SPEC-0001: joe-links Web Application

Overview

Joe Links is a self-hosted "go links" service — a riff on Go Links. It lets authenticated users create short, memorable slugs (e.g., jira, standup, onboarding) that redirect to long URLs. Visiting https://joe-links.example.com/jira instantly redirects the browser to whatever URL jira maps to. Users manage their own links; admins can manage any link.

The application is a Go-based server-rendered web app using HTMX for hypermedia interactions, DaisyUI/Tailwind for UI, a pluggable relational database backend with versioned migrations, and OIDC-based authentication with local user management and RBAC.

All environment variables are prefixed JOE_.

See 📝 ADR-0001 (Technology Stack), 📝 ADR-0002 (Database), 📝 ADR-0003 (AuthN/AuthZ), 📝 ADR-0004 (CLI Framework).


Requirements

Requirement: CLI Entrypoint

The application MUST be structured as a Cobra CLI with Viper configuration. The root command MUST be joe-links. Viper MUST use JOE_ as its environment variable prefix so that all config is read from JOE_-namespaced env vars. At minimum two subcommands MUST be provided:

  • joe-links serve — runs pending migrations then starts the HTTP server
  • joe-links migrate — runs pending migrations and exits (for init-container use)

An optional config file (joe-links.yaml) SHOULD be supported for local development.

Scenario: Serve Command Startup

  • WHEN joe-links serve is executed with valid configuration
  • THEN pending migrations MUST be applied and the HTTP server MUST begin accepting requests

Scenario: Migrate Command

  • WHEN joe-links migrate is executed
  • THEN all pending migrations MUST be applied and the process MUST exit with code 0 on success

Scenario: Missing Required Configuration

  • WHEN a required environment variable (e.g., JOE_DB_DSN) is absent at startup
  • THEN the command MUST log a descriptive error and exit with a non-zero status code

Requirement: Go HTTP Server

The HTTP server MUST be implemented in Go using a net/http-compatible router. The bind address MUST be configurable via JOE_HTTP_ADDR (default :8080). The compiled binary MUST embed all static assets, templates, and migration files so that no external files are required at runtime.

Problem to solve = In the joe-links spec, what is the default value of the HTTP server's bind address? The records are separate material and not part of the spec.

[Records from a data collection]
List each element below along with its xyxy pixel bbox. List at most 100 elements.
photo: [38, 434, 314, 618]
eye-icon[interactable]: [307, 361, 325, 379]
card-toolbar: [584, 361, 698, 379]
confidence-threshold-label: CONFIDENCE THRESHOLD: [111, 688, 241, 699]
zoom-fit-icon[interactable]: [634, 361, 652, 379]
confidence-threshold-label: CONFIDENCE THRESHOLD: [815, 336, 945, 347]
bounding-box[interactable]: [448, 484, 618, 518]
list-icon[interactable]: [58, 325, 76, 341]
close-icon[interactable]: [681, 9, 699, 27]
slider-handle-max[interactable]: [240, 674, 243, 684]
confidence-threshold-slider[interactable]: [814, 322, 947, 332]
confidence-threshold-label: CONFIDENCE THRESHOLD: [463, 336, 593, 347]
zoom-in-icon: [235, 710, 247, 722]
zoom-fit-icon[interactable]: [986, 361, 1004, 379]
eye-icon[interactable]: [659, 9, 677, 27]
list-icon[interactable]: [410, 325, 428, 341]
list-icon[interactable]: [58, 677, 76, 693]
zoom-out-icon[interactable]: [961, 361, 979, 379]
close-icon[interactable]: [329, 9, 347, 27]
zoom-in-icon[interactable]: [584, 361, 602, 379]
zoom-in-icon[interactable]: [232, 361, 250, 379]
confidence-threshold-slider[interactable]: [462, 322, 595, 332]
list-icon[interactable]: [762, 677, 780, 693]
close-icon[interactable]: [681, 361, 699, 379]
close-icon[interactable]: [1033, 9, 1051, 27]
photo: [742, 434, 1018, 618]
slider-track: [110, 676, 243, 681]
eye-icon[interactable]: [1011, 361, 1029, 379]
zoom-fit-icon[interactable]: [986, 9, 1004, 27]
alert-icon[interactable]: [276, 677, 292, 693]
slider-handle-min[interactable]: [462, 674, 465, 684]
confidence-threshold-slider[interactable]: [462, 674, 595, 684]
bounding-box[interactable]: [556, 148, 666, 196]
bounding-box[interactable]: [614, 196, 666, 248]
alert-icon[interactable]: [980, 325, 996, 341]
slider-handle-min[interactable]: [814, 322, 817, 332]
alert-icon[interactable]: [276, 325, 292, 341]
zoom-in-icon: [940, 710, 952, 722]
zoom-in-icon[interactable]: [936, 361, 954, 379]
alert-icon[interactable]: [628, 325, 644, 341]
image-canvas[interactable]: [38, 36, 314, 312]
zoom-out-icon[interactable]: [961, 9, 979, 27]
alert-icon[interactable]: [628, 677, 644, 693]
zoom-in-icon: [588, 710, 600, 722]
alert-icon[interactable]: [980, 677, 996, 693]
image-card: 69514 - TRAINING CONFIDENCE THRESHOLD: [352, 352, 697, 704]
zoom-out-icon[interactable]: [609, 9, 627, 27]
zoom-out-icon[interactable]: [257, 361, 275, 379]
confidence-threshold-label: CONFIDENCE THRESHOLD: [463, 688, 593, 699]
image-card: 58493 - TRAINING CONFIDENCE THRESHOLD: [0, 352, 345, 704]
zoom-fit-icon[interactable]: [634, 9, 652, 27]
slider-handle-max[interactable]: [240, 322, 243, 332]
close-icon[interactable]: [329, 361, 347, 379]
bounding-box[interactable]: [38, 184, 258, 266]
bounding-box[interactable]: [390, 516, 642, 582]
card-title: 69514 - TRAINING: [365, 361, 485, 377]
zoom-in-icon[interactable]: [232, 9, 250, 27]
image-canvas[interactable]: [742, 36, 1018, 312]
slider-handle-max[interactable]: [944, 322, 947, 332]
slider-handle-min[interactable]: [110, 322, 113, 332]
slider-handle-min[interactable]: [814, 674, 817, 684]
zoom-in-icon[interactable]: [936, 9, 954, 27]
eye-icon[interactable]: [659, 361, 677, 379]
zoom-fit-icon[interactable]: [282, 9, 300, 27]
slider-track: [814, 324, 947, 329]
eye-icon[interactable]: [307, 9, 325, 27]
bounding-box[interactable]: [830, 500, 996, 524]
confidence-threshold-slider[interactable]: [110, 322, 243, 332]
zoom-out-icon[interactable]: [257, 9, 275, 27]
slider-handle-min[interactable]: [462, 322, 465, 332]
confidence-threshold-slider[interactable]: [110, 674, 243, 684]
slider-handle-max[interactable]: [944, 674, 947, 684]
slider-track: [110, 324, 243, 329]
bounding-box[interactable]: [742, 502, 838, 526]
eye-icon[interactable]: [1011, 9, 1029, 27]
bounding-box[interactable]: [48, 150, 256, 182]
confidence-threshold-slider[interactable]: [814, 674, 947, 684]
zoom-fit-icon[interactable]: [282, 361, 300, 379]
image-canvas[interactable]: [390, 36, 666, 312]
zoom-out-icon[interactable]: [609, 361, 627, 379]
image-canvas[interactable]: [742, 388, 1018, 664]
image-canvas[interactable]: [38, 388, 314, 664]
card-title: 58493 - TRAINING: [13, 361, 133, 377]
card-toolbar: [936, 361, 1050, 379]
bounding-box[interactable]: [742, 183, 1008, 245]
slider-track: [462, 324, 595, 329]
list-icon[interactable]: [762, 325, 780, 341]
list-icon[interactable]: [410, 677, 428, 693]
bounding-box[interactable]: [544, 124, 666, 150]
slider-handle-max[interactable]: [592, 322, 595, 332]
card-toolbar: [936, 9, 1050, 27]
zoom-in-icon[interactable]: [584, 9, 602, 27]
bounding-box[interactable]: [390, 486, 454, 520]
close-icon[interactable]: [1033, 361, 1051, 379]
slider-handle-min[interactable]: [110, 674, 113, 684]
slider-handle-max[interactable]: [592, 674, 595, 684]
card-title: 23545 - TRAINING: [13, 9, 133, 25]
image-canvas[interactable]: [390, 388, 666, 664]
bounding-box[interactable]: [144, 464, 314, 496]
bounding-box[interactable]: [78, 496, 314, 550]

Task answer = The default bind address is :8080.